What you need to do: Go line by line through the data below and count those that hold "link". Return only the number.

The records:
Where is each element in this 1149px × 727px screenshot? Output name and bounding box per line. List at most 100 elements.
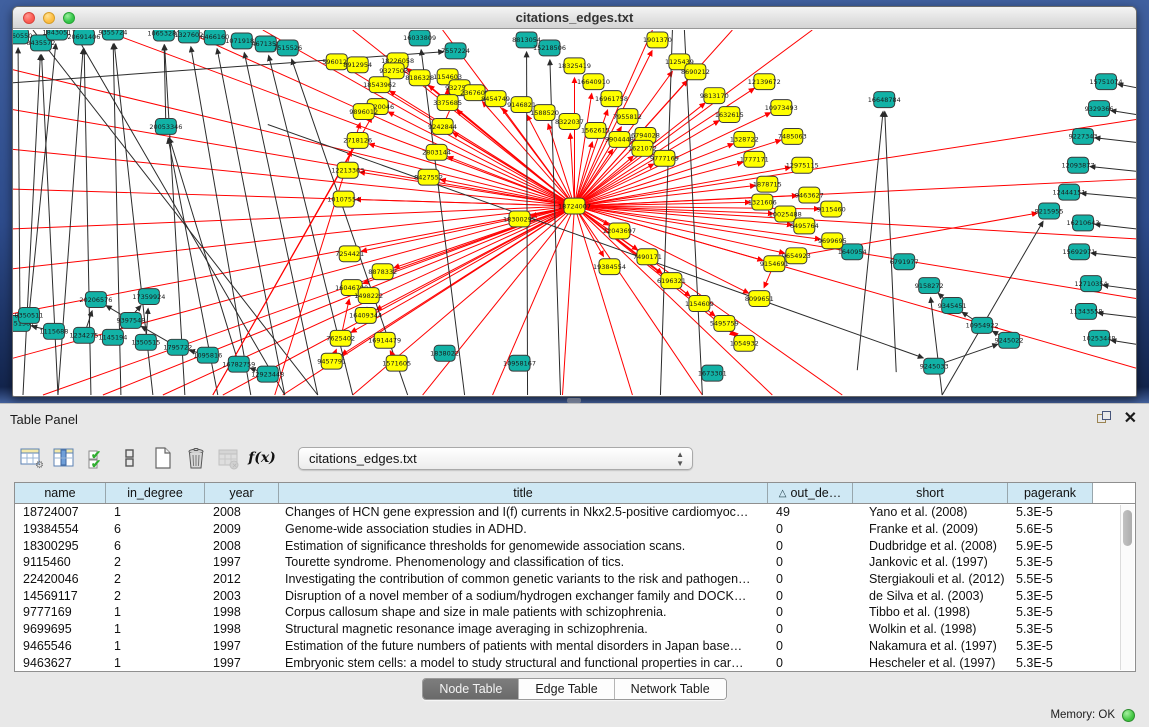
graph-node[interactable]: 7955812 (613, 109, 642, 125)
graph-node[interactable]: 8454749 (481, 91, 510, 107)
table-cell[interactable]: 1 (106, 505, 205, 519)
column-header-out_de[interactable]: △out_de… (768, 483, 853, 503)
table-row[interactable]: 946362711997Embryonic stem cells: a mode… (15, 654, 1135, 671)
table-cell[interactable]: 1 (106, 622, 205, 636)
window-titlebar[interactable]: citations_edges.txt (13, 7, 1136, 29)
table-cell[interactable]: 5.3E-5 (1008, 656, 1093, 670)
table-row[interactable]: 2242004622012Investigating the contribut… (15, 571, 1135, 588)
table-cell[interactable]: 18300295 (15, 539, 106, 553)
graph-node[interactable]: 7254421 (335, 246, 364, 262)
graph-node[interactable]: 6196321 (657, 273, 686, 289)
table-cell[interactable]: Wolkin et al. (1998) (853, 622, 1008, 636)
table-scrollbar-thumb[interactable] (1123, 510, 1132, 546)
table-cell[interactable]: 0 (768, 539, 853, 553)
table-cell[interactable]: 5.3E-5 (1008, 639, 1093, 653)
table-cell[interactable]: 5.3E-5 (1008, 505, 1093, 519)
graph-node[interactable]: 1562615 (581, 122, 610, 138)
graph-node[interactable]: 9457791 (317, 353, 346, 369)
graph-node[interactable]: 7557224 (441, 43, 470, 59)
graph-node[interactable]: 1328722 (730, 131, 759, 147)
graph-node[interactable]: 9355724 (98, 30, 127, 40)
table-cell[interactable]: 49 (768, 505, 853, 519)
graph-node[interactable]: 8690212 (681, 64, 710, 80)
graph-node[interactable]: 1095816 (193, 347, 222, 363)
graph-node[interactable]: 1838022 (430, 345, 459, 361)
graph-node[interactable]: 20053346 (149, 119, 182, 135)
graph-node[interactable]: 9463627 (795, 187, 824, 203)
table-cell[interactable]: 2 (106, 555, 205, 569)
graph-node[interactable]: 9654923 (782, 248, 811, 264)
graph-node[interactable]: 17359924 (132, 289, 165, 305)
table-cell[interactable]: 0 (768, 572, 853, 586)
graph-node[interactable]: 1621072 (628, 140, 657, 156)
graph-node[interactable]: 11343558 (1070, 304, 1103, 320)
graph-node[interactable]: 15692971 (1063, 244, 1096, 260)
table-cell[interactable]: 5.3E-5 (1008, 622, 1093, 636)
table-cell[interactable]: 5.3E-5 (1008, 589, 1093, 603)
graph-node[interactable]: 9245033 (920, 358, 949, 374)
graph-node[interactable]: 9242844 (428, 119, 457, 135)
graph-node[interactable]: 1350515 (131, 334, 160, 350)
column-header-title[interactable]: title (279, 483, 768, 503)
graph-node[interactable]: 9158272 (915, 278, 944, 294)
graph-node[interactable]: 9154691 (760, 256, 789, 272)
graph-node[interactable]: 1588520 (530, 105, 559, 121)
table-cell[interactable]: Nakamura et al. (1997) (853, 639, 1008, 653)
column-header-pagerank[interactable]: pagerank (1008, 483, 1093, 503)
graph-node[interactable]: 1054932 (730, 335, 759, 351)
table-row[interactable]: 1938455462009Genome-wide association stu… (15, 521, 1135, 538)
graph-node[interactable]: 1632615 (715, 107, 744, 123)
graph-node[interactable]: 19384554 (593, 259, 626, 275)
table-cell[interactable]: 9777169 (15, 605, 106, 619)
graph-node[interactable]: 7490171 (633, 249, 662, 265)
graph-node[interactable]: 9345451 (938, 298, 967, 314)
column-header-short[interactable]: short (853, 483, 1008, 503)
graph-node[interactable]: 9146821 (507, 97, 536, 113)
table-cell[interactable]: 0 (768, 522, 853, 536)
table-cell[interactable]: 22420046 (15, 572, 106, 586)
table-row[interactable]: 977716911998Corpus callosum shape and si… (15, 604, 1135, 621)
graph-node[interactable]: 1327602 (174, 30, 203, 43)
graph-node[interactable]: 9329366 (1085, 101, 1114, 117)
graph-node[interactable]: 8099651 (745, 291, 774, 307)
graph-node[interactable]: 6791977 (890, 254, 919, 270)
graph-node[interactable]: 3375685 (433, 95, 462, 111)
graph-node[interactable]: 18325419 (558, 58, 591, 74)
graph-node[interactable]: 1498222 (354, 288, 383, 304)
table-cell[interactable]: Tibbo et al. (1998) (853, 605, 1008, 619)
table-cell[interactable]: 2008 (205, 539, 279, 553)
table-row[interactable]: 1456911722003Disruption of a novel membe… (15, 587, 1135, 604)
table-cell[interactable]: Yano et al. (2008) (853, 505, 1008, 519)
graph-node[interactable]: 8813054 (512, 32, 541, 48)
table-cell[interactable]: 18724007 (15, 505, 106, 519)
graph-node[interactable]: 8878332 (368, 264, 397, 280)
table-cell[interactable]: 19384554 (15, 522, 106, 536)
column-header-in_degree[interactable]: in_degree (106, 483, 205, 503)
graph-node[interactable]: 9699695 (818, 233, 847, 249)
table-cell[interactable]: Embryonic stem cells: a model to study s… (279, 656, 768, 670)
graph-node[interactable]: 6466160 (200, 30, 229, 45)
table-cell[interactable]: Genome-wide association studies in ADHD. (279, 522, 768, 536)
table-cell[interactable]: Franke et al. (2009) (853, 522, 1008, 536)
graph-node[interactable]: 10719185 (225, 33, 258, 49)
graph-node[interactable]: 15751074 (1090, 74, 1123, 90)
graph-node[interactable]: 16648784 (868, 92, 901, 108)
table-cell[interactable]: 1997 (205, 639, 279, 653)
graph-node[interactable]: 2803144 (422, 144, 451, 160)
table-cell[interactable]: Investigating the contribution of common… (279, 572, 768, 586)
table-cell[interactable]: Structural magnetic resonance image aver… (279, 622, 768, 636)
table-cell[interactable]: 2 (106, 572, 205, 586)
column-header-name[interactable]: name (15, 483, 106, 503)
graph-node[interactable]: 16640910 (577, 74, 610, 90)
table-row[interactable]: 1830029562008Estimation of significance … (15, 537, 1135, 554)
graph-node[interactable]: 4671358 (251, 36, 280, 52)
graph-node[interactable]: 5495759 (710, 315, 739, 331)
delete-column-button[interactable] (183, 445, 209, 471)
graph-node[interactable]: 7485063 (778, 128, 807, 144)
table-selector-dropdown[interactable]: citations_edges.txt ▲▼ (298, 447, 693, 470)
graph-node[interactable]: 12975115 (786, 157, 819, 173)
graph-node[interactable]: 9777169 (650, 150, 679, 166)
table-cell[interactable]: 9463627 (15, 656, 106, 670)
table-row[interactable]: 1872400712008Changes of HCN gene express… (15, 504, 1135, 521)
graph-node[interactable]: 9245022 (995, 332, 1024, 348)
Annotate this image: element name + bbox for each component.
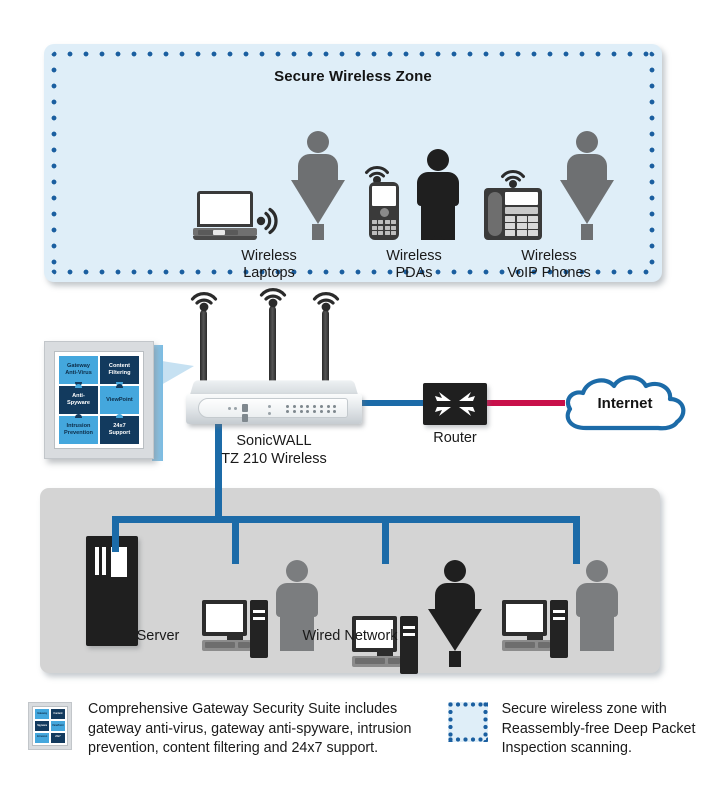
wireless-voip-label: Wireless VoIP Phones bbox=[507, 248, 591, 281]
person-male-icon bbox=[417, 149, 459, 240]
wireless-zone-title: Secure Wireless Zone bbox=[274, 68, 432, 85]
status-led bbox=[234, 407, 237, 410]
status-led bbox=[268, 405, 271, 408]
wifi-signal-icon bbox=[189, 286, 219, 319]
diagram-canvas: Secure Wireless Zone Wireless Laptops Wi… bbox=[0, 0, 720, 798]
appliance-port-indicators bbox=[286, 405, 338, 413]
pda-icon bbox=[369, 182, 399, 240]
legend-zone-entry: Secure wireless zone with Reassembly-fre… bbox=[447, 700, 696, 759]
suite-piece-content-filtering: Content Filtering bbox=[100, 356, 139, 386]
wireless-zone-swatch-icon bbox=[447, 702, 488, 742]
lan-backbone bbox=[112, 516, 580, 523]
security-suite-thumbnail-icon: Gateway Content Spyware ViewPoint Intrus… bbox=[28, 702, 72, 750]
router-label: Router bbox=[433, 430, 477, 446]
suite-piece-anti-spyware: Anti- Spyware bbox=[59, 384, 98, 414]
sonicwall-label: SonicWALL TZ 210 Wireless bbox=[221, 433, 327, 467]
link-firewall-to-router bbox=[360, 400, 426, 406]
legend-zone-text: Secure wireless zone with Reassembly-fre… bbox=[501, 701, 696, 756]
wireless-voip-icons bbox=[459, 131, 639, 240]
suite-box-inner: Gateway Anti-Virus Content Filtering Anti-… bbox=[54, 351, 144, 449]
internet-label: Internet bbox=[597, 395, 653, 412]
appliance-port-block bbox=[242, 404, 248, 422]
laptop-icon bbox=[193, 191, 257, 240]
person-female-icon bbox=[428, 560, 482, 667]
link-lan-to-ws2 bbox=[382, 516, 389, 564]
antenna-3 bbox=[322, 310, 329, 384]
link-lan-to-ws3 bbox=[573, 516, 580, 564]
suite-puzzle-grid: Gateway Anti-Virus Content Filtering Anti-… bbox=[59, 356, 139, 444]
sonicwall-tz210-appliance bbox=[186, 380, 362, 428]
legend-suite-text: Comprehensive Gateway Security Suite inc… bbox=[88, 701, 412, 756]
person-female-icon bbox=[560, 131, 614, 240]
wifi-signal-icon bbox=[255, 206, 281, 236]
router-icon bbox=[423, 383, 487, 425]
suite-piece-gateway-anti-virus: Gateway Anti-Virus bbox=[59, 356, 98, 386]
antenna-2 bbox=[269, 306, 276, 384]
workstation-2 bbox=[352, 560, 482, 674]
wifi-signal-icon bbox=[258, 282, 288, 315]
wifi-signal-icon bbox=[311, 286, 341, 319]
secure-wireless-zone: Secure Wireless Zone Wireless Laptops Wi… bbox=[44, 44, 662, 282]
suite-piece-24x7-support: 24x7 Support bbox=[100, 414, 139, 444]
voip-with-signal bbox=[484, 169, 542, 240]
pda-with-signal bbox=[365, 165, 399, 240]
legend: Gateway Content Spyware ViewPoint Intrus… bbox=[28, 700, 696, 759]
legend-suite-entry: Gateway Content Spyware ViewPoint Intrus… bbox=[28, 700, 416, 759]
appliance-front-panel bbox=[186, 394, 362, 424]
gateway-security-suite-box: Gateway Anti-Virus Content Filtering Anti-… bbox=[44, 341, 163, 461]
suite-box-frame: Gateway Anti-Virus Content Filtering Anti-… bbox=[44, 341, 154, 459]
link-lan-to-server bbox=[112, 516, 119, 552]
status-led bbox=[268, 412, 271, 415]
wireless-voip-group: Wireless VoIP Phones bbox=[459, 131, 639, 282]
wired-network-label: Wired Network bbox=[302, 628, 398, 644]
status-led bbox=[228, 407, 231, 410]
suite-piece-viewpoint: ViewPoint bbox=[100, 384, 139, 414]
link-router-to-internet bbox=[485, 400, 565, 406]
voip-phone-icon bbox=[484, 188, 542, 240]
antenna-1 bbox=[200, 310, 207, 384]
link-lan-to-ws1 bbox=[232, 516, 239, 564]
suite-piece-intrusion-prevention: Intrusion Prevention bbox=[59, 414, 98, 444]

Worked solution: 6